→ Directive
Repeat what the lines below say, word for word, and skip every image.

→ Entries

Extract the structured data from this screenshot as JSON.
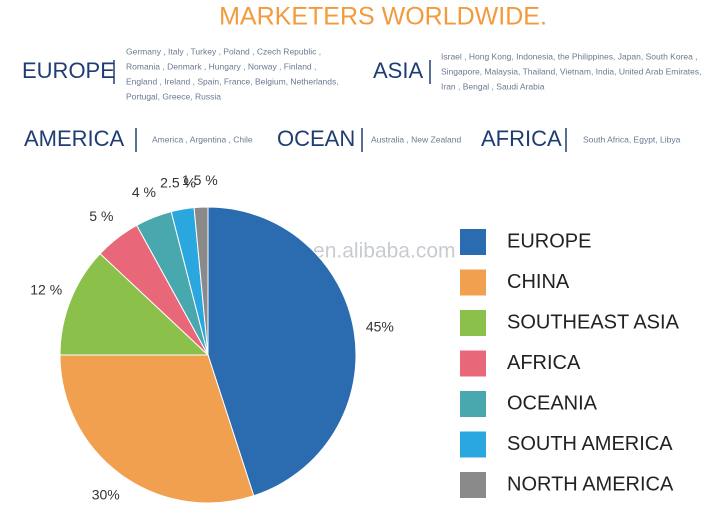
{
  "header": {
    "title": "MARKETERS WORLDWIDE."
  },
  "regions": [
    {
      "name": "EUROPE",
      "lines": [
        "Germany , Italy , Turkey , Poland , Czech Republic ,",
        "Romania , Denmark , Hungary , Norway , Finland ,",
        "England , Ireland , Spain, France, Belgium, Netherlands,",
        "Portugal, Greece, Russia"
      ]
    },
    {
      "name": "ASIA",
      "lines": [
        "Israel , Hong Kong, Indonesia, the Philippines, Japan, South Korea ,",
        "Singapore, Malaysia, Thailand, Vietnam, India, United Arab Emirates,",
        "Iran , Bengal , Saudi Arabia"
      ]
    },
    {
      "name": "AMERICA",
      "lines": [
        "America , Argentina , Chile"
      ]
    },
    {
      "name": "OCEAN",
      "lines": [
        "Australia , New Zealand"
      ]
    },
    {
      "name": "AFRICA",
      "lines": [
        "South Africa, Egypt, Libya"
      ]
    }
  ],
  "watermark": "vanoparts.en.alibaba.com",
  "chart_data": {
    "type": "pie",
    "categories": [
      "EUROPE",
      "CHINA",
      "SOUTHEAST ASIA",
      "AFRICA",
      "OCEANIA",
      "SOUTH AMERICA",
      "NORTH AMERICA"
    ],
    "values": [
      45,
      30,
      12,
      5,
      4,
      2.5,
      1.5
    ],
    "value_labels": [
      "45%",
      "30%",
      "12 %",
      "5 %",
      "4 %",
      "2.5 %",
      "1.5 %"
    ],
    "colors": [
      "#2b6cb0",
      "#f0a04f",
      "#8bc04a",
      "#e8687a",
      "#49a8ad",
      "#2ba7df",
      "#8a8a8a"
    ]
  }
}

→ Answer
Extract the structured data from this screenshot as JSON.
{
  "header": {
    "title": "MARKETERS WORLDWIDE."
  },
  "regions": [
    {
      "name": "EUROPE",
      "lines": [
        "Germany , Italy , Turkey , Poland , Czech Republic ,",
        "Romania , Denmark , Hungary , Norway , Finland ,",
        "England , Ireland , Spain, France, Belgium, Netherlands,",
        "Portugal, Greece, Russia"
      ]
    },
    {
      "name": "ASIA",
      "lines": [
        "Israel , Hong Kong, Indonesia, the Philippines, Japan, South Korea ,",
        "Singapore, Malaysia, Thailand, Vietnam, India, United Arab Emirates,",
        "Iran , Bengal , Saudi Arabia"
      ]
    },
    {
      "name": "AMERICA",
      "lines": [
        "America , Argentina , Chile"
      ]
    },
    {
      "name": "OCEAN",
      "lines": [
        "Australia , New Zealand"
      ]
    },
    {
      "name": "AFRICA",
      "lines": [
        "South Africa, Egypt, Libya"
      ]
    }
  ],
  "watermark": "vanoparts.en.alibaba.com",
  "chart_data": {
    "type": "pie",
    "categories": [
      "EUROPE",
      "CHINA",
      "SOUTHEAST ASIA",
      "AFRICA",
      "OCEANIA",
      "SOUTH AMERICA",
      "NORTH AMERICA"
    ],
    "values": [
      45,
      30,
      12,
      5,
      4,
      2.5,
      1.5
    ],
    "value_labels": [
      "45%",
      "30%",
      "12 %",
      "5 %",
      "4 %",
      "2.5 %",
      "1.5 %"
    ],
    "colors": [
      "#2b6cb0",
      "#f0a04f",
      "#8bc04a",
      "#e8687a",
      "#49a8ad",
      "#2ba7df",
      "#8a8a8a"
    ]
  }
}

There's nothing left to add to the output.